[BEGIN SUPPLIED MATERIAL]

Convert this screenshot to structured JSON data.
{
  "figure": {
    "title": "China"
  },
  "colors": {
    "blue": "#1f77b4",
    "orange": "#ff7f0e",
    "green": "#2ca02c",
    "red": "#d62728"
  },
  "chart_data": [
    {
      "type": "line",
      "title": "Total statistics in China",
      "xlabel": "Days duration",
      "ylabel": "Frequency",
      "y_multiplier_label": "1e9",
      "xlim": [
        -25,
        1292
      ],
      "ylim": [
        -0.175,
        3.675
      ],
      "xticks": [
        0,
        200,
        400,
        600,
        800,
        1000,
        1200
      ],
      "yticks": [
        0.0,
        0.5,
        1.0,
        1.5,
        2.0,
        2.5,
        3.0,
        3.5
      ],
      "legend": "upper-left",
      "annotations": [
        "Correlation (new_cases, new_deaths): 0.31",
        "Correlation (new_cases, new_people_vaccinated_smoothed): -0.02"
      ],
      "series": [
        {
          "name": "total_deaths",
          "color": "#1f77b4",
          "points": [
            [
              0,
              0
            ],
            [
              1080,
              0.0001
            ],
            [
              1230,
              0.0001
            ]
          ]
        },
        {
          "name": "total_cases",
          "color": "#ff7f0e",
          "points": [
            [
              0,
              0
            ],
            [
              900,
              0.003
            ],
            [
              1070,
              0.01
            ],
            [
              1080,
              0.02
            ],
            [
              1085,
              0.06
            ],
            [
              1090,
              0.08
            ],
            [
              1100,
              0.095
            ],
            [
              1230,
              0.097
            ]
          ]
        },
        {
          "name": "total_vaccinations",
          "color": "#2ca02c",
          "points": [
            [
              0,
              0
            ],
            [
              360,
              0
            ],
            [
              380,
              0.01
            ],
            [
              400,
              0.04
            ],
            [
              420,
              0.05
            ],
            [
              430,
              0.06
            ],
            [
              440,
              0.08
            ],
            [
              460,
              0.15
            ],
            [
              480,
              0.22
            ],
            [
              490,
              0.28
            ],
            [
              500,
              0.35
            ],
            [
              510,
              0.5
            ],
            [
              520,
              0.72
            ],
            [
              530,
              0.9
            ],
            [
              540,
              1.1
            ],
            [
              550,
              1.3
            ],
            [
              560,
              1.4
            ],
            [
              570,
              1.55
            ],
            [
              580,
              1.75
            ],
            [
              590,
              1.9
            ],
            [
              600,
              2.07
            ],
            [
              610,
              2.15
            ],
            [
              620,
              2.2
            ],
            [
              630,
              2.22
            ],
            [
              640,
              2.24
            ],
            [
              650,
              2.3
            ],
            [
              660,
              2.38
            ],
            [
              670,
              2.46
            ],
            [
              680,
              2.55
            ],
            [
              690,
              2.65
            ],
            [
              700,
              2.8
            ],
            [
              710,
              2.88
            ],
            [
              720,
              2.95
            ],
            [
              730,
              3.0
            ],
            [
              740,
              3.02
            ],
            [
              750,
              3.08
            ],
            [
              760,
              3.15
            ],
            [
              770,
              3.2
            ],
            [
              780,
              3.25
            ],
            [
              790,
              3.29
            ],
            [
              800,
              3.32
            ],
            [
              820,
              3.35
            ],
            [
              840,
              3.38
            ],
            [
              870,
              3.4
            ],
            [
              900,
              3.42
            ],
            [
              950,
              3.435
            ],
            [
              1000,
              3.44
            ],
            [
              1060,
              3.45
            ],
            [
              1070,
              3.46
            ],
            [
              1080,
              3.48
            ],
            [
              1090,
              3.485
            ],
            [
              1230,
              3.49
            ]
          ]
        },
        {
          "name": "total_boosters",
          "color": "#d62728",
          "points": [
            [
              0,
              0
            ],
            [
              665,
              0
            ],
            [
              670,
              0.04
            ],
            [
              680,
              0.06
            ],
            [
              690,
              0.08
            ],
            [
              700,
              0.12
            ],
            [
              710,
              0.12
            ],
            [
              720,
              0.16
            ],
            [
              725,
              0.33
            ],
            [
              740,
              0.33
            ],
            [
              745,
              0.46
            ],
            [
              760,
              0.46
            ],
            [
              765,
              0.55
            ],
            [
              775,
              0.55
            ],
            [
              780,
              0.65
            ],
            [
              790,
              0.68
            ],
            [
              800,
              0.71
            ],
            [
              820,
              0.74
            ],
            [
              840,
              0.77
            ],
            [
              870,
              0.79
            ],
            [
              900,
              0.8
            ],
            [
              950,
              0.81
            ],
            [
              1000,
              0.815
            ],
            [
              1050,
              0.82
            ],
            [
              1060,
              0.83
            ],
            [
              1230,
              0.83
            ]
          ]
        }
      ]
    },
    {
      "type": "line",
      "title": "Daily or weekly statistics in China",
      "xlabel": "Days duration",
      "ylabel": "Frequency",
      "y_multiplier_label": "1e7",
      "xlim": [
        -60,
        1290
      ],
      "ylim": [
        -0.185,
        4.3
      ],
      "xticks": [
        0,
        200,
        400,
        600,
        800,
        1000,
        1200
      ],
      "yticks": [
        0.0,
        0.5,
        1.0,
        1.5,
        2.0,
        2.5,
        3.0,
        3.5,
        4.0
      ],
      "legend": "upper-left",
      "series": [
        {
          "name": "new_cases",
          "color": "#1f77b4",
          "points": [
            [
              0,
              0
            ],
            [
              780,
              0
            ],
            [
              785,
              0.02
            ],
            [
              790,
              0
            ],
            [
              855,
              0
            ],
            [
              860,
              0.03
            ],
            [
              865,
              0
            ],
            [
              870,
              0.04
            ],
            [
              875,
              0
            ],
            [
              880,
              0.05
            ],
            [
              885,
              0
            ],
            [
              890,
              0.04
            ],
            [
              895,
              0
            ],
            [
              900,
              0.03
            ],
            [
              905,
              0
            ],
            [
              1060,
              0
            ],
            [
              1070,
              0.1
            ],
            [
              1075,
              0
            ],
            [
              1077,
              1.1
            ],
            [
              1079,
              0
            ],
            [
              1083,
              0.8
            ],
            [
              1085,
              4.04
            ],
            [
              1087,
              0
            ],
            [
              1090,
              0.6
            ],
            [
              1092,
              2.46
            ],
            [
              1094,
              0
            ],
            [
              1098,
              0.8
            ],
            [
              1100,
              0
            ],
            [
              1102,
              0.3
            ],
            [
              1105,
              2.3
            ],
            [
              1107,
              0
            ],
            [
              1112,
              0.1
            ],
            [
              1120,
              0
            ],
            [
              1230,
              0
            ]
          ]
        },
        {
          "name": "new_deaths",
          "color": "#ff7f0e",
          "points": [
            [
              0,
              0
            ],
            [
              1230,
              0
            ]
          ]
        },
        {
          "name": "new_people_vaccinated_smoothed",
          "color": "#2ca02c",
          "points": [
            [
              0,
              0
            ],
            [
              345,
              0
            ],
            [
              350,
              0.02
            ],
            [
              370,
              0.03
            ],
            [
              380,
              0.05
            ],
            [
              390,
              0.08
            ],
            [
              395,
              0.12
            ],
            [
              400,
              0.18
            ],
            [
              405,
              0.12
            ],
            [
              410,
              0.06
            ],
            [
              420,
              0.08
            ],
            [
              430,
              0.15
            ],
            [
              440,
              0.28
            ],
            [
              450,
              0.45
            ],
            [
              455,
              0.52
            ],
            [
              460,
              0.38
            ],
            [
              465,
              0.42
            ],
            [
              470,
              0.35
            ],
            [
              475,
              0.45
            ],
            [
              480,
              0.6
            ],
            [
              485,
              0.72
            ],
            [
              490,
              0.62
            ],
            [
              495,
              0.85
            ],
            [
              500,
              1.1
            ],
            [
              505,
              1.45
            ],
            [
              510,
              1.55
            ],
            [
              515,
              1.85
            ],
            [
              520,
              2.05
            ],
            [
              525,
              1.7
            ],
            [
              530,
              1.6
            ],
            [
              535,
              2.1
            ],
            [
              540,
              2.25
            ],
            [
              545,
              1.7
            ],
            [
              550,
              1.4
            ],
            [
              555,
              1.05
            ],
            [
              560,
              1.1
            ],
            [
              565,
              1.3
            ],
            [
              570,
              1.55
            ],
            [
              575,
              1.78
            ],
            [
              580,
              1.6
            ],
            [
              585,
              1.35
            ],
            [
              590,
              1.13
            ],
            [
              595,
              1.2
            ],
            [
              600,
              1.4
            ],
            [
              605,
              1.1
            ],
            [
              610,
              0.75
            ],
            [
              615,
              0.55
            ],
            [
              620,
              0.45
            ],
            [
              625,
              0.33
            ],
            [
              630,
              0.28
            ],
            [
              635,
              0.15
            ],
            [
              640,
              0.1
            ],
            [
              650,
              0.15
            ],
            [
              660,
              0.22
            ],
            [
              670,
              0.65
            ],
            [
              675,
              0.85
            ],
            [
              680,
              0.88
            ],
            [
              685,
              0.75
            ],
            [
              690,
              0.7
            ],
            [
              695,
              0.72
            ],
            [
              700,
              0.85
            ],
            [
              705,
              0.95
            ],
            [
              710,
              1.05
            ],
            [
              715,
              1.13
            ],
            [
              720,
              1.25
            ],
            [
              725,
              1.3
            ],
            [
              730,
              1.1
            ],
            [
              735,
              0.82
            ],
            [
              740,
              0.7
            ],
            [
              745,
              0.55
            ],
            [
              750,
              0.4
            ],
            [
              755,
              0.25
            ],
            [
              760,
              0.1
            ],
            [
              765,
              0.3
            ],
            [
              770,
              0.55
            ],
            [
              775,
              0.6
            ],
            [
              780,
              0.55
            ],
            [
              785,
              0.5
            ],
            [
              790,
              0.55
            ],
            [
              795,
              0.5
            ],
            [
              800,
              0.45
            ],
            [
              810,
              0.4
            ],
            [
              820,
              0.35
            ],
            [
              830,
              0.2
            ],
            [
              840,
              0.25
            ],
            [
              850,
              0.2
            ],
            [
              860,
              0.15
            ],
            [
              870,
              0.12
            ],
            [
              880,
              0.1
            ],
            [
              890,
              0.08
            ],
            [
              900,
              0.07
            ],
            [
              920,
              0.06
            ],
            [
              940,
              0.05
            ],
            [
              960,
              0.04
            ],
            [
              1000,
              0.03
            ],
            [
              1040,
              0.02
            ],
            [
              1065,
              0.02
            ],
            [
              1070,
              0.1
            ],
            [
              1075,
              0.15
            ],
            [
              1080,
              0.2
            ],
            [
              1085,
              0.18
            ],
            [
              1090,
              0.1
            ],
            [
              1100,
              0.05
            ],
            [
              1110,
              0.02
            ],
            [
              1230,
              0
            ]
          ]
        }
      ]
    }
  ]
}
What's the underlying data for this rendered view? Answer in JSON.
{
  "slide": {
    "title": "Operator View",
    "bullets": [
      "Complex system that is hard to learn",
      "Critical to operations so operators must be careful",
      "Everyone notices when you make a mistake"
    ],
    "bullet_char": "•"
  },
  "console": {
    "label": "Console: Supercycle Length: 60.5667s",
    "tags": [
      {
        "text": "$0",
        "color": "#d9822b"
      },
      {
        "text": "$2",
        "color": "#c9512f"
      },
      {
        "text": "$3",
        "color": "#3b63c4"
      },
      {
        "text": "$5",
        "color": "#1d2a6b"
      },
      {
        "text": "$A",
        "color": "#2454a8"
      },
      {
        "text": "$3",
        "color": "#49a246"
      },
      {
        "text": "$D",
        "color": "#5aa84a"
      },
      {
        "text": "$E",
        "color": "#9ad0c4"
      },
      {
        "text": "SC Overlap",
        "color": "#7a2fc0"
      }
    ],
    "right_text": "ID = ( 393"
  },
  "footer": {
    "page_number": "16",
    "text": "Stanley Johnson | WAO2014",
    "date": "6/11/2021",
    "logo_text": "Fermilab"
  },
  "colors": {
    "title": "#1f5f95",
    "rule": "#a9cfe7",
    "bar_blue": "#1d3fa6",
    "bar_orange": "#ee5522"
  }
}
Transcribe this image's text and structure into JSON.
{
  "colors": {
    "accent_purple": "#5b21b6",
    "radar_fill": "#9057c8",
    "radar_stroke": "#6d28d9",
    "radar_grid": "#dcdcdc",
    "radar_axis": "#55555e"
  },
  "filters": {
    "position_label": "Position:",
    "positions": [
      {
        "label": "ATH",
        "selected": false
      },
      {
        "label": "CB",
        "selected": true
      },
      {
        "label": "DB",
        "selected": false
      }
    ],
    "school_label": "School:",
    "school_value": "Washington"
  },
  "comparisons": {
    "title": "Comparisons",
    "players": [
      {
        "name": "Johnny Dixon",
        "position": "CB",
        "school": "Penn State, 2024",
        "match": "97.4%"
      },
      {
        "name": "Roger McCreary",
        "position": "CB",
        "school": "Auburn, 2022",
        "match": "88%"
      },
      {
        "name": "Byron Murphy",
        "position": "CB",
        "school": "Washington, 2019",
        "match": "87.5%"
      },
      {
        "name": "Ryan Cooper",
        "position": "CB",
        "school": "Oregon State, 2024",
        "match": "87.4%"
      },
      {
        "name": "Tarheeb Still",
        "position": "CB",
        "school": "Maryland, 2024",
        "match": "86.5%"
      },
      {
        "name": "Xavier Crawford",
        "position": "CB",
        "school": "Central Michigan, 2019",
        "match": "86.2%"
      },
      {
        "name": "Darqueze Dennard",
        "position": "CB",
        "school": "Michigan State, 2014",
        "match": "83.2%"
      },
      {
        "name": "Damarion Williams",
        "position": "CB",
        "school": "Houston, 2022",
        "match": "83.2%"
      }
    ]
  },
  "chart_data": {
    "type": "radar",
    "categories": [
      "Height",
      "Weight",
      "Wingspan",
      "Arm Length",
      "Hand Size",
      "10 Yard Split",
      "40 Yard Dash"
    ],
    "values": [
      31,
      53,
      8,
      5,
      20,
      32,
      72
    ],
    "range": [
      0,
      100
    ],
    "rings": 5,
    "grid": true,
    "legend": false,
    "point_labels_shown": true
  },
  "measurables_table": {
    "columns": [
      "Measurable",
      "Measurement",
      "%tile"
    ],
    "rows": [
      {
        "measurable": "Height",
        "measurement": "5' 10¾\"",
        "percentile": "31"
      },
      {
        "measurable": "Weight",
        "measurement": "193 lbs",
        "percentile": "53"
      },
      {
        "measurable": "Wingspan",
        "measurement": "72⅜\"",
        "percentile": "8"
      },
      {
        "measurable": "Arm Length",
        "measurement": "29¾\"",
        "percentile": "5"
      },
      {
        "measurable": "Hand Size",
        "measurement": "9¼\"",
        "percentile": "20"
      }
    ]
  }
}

[END SUPPLIED MATERIAL]

● **REQUEST**
In the entries above, count each line that holds "State". Give the total and nothing else.

● **EXERCISE SOLUTION**
3